▶ **Your task**: Transcribe the records in their entirety, exactly as given.

(Dataset rows of page text)

>>>

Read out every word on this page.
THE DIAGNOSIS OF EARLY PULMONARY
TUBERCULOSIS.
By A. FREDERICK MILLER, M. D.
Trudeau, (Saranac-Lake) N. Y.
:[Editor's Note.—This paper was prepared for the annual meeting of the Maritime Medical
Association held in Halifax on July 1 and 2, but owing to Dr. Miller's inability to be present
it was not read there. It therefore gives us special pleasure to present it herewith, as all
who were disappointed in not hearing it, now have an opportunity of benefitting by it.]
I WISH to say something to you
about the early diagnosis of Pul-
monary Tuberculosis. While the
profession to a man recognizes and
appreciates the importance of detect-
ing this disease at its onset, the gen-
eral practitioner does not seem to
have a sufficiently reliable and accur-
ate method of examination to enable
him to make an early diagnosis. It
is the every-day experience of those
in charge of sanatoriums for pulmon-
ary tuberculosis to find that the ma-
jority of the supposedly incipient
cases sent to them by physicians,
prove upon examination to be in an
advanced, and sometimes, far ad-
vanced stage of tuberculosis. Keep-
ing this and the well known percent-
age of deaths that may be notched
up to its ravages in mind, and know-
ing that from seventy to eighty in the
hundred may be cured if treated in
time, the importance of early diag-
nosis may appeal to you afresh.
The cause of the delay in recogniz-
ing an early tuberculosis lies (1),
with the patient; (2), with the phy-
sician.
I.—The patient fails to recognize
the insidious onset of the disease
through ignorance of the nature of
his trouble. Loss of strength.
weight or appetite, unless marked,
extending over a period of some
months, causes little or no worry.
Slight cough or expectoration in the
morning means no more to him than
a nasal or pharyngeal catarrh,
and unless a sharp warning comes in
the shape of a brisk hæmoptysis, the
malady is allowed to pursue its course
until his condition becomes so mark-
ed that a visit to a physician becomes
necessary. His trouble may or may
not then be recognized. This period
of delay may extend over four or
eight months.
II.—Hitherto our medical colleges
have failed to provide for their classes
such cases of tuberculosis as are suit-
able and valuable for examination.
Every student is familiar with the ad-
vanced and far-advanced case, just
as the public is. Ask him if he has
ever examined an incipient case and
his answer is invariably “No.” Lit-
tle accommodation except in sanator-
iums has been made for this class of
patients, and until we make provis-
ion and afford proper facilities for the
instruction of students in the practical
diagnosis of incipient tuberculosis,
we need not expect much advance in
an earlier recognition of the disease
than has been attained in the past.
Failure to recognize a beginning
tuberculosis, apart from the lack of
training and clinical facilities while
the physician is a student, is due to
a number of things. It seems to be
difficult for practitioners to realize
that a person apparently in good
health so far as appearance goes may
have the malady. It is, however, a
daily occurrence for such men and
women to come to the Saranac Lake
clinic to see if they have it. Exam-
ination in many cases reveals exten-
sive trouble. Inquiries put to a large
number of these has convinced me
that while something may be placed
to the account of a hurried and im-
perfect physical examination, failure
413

<<<

▶ **Task answer**:
Read out every word on this page.
THE DIAGNOSIS OF EARLY PULMONARY
TUBERCULOSIS.
By A. FREDERICK MILLER, M. D.
Trudeau, (Saranac-Lake) N. Y.
:[Editor's Note.—This paper was prepared for the annual meeting of the Maritime Medical
Association held in Halifax on July 1 and 2, but owing to Dr. Miller's inability to be present
it was not read there. It therefore gives us special pleasure to present it herewith, as all
who were disappointed in not hearing it, now have an opportunity of benefitting by it.]
I WISH to say something to you
about the early diagnosis of Pul-
monary Tuberculosis. While the
profession to a man recognizes and
appreciates the importance of detect-
ing this disease at its onset, the gen-
eral practitioner does not seem to
have a sufficiently reliable and accur-
ate method of examination to enable
him to make an early diagnosis. It
is the every-day experience of those
in charge of sanatoriums for pulmon-
ary tuberculosis to find that the ma-
jority of the supposedly incipient
cases sent to them by physicians,
prove upon examination to be in an
advanced, and sometimes, far ad-
vanced stage of tuberculosis. Keep-
ing this and the well known percent-
age of deaths that may be notched
up to its ravages in mind, and know-
ing that from seventy to eighty in the
hundred may be cured if treated in
time, the importance of early diag-
nosis may appeal to you afresh.
The cause of the delay in recogniz-
ing an early tuberculosis lies (1),
with the patient; (2), with the phy-
sician.
I.—The patient fails to recognize
the insidious onset of the disease
through ignorance of the nature of
his trouble. Loss of strength.
weight or appetite, unless marked,
extending over a period of some
months, causes little or no worry.
Slight cough or expectoration in the
morning means no more to him than
a nasal or pharyngeal catarrh,
and unless a sharp warning comes in
the shape of a brisk hæmoptysis, the
malady is allowed to pursue its course
until his condition becomes so mark-
ed that a visit to a physician becomes
necessary. His trouble may or may
not then be recognized. This period
of delay may extend over four or
eight months.
II.—Hitherto our medical colleges
have failed to provide for their classes
such cases of tuberculosis as are suit-
able and valuable for examination.
Every student is familiar with the ad-
vanced and far-advanced case, just
as the public is. Ask him if he has
ever examined an incipient case and
his answer is invariably “No.” Lit-
tle accommodation except in sanator-
iums has been made for this class of
patients, and until we make provis-
ion and afford proper facilities for the
instruction of students in the practical
diagnosis of incipient tuberculosis,
we need not expect much advance in
an earlier recognition of the disease
than has been attained in the past.
Failure to recognize a beginning
tuberculosis, apart from the lack of
training and clinical facilities while
the physician is a student, is due to
a number of things. It seems to be
difficult for practitioners to realize
that a person apparently in good
health so far as appearance goes may
have the malady. It is, however, a
daily occurrence for such men and
women to come to the Saranac Lake
clinic to see if they have it. Exam-
ination in many cases reveals exten-
sive trouble. Inquiries put to a large
number of these has convinced me
that while something may be placed
to the account of a hurried and im-
perfect physical examination, failure
413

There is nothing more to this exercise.